-- Begin --
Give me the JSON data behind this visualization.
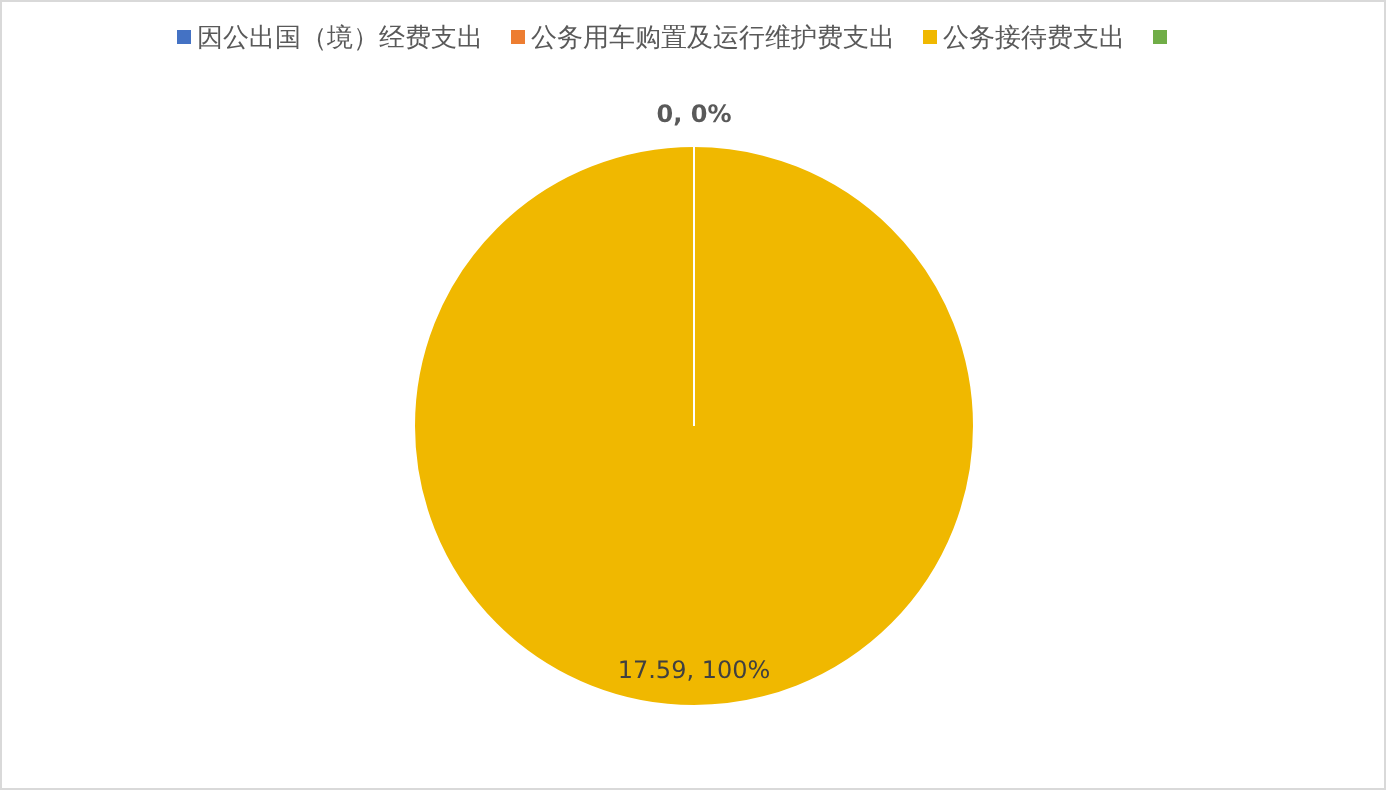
{
  "chart_data": {
    "type": "pie",
    "categories": [
      "因公出国（境）经费支出",
      "公务用车购置及运行维护费支出",
      "公务接待费支出",
      null
    ],
    "values": [
      0,
      0,
      17.59,
      0
    ],
    "colors": [
      "#4472c4",
      "#ed7d31",
      "#f0b800",
      "#70ad47"
    ],
    "value_labels": [
      "0, 0%",
      null,
      "17.59, 100%",
      null
    ],
    "legend": "top"
  }
}
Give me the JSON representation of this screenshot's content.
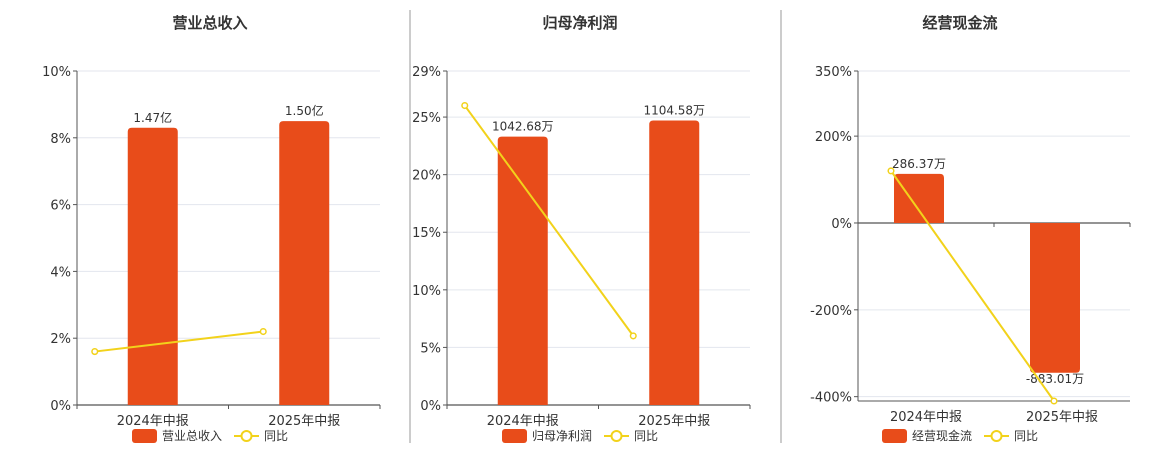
-- End --
Objective: Write out again every line above exactly as given; the pictures do not belong in the copy.

Answer for this exercise:
Give me the JSON data behind this visualization.
{
  "chart_data": {
    "type": "pie",
    "categories": [
      "因公出国（境）经费支出",
      "公务用车购置及运行维护费支出",
      "公务接待费支出",
      null
    ],
    "values": [
      0,
      0,
      17.59,
      0
    ],
    "colors": [
      "#4472c4",
      "#ed7d31",
      "#f0b800",
      "#70ad47"
    ],
    "value_labels": [
      "0, 0%",
      null,
      "17.59, 100%",
      null
    ],
    "legend": "top"
  }
}
Give me the JSON representation of this screenshot's content.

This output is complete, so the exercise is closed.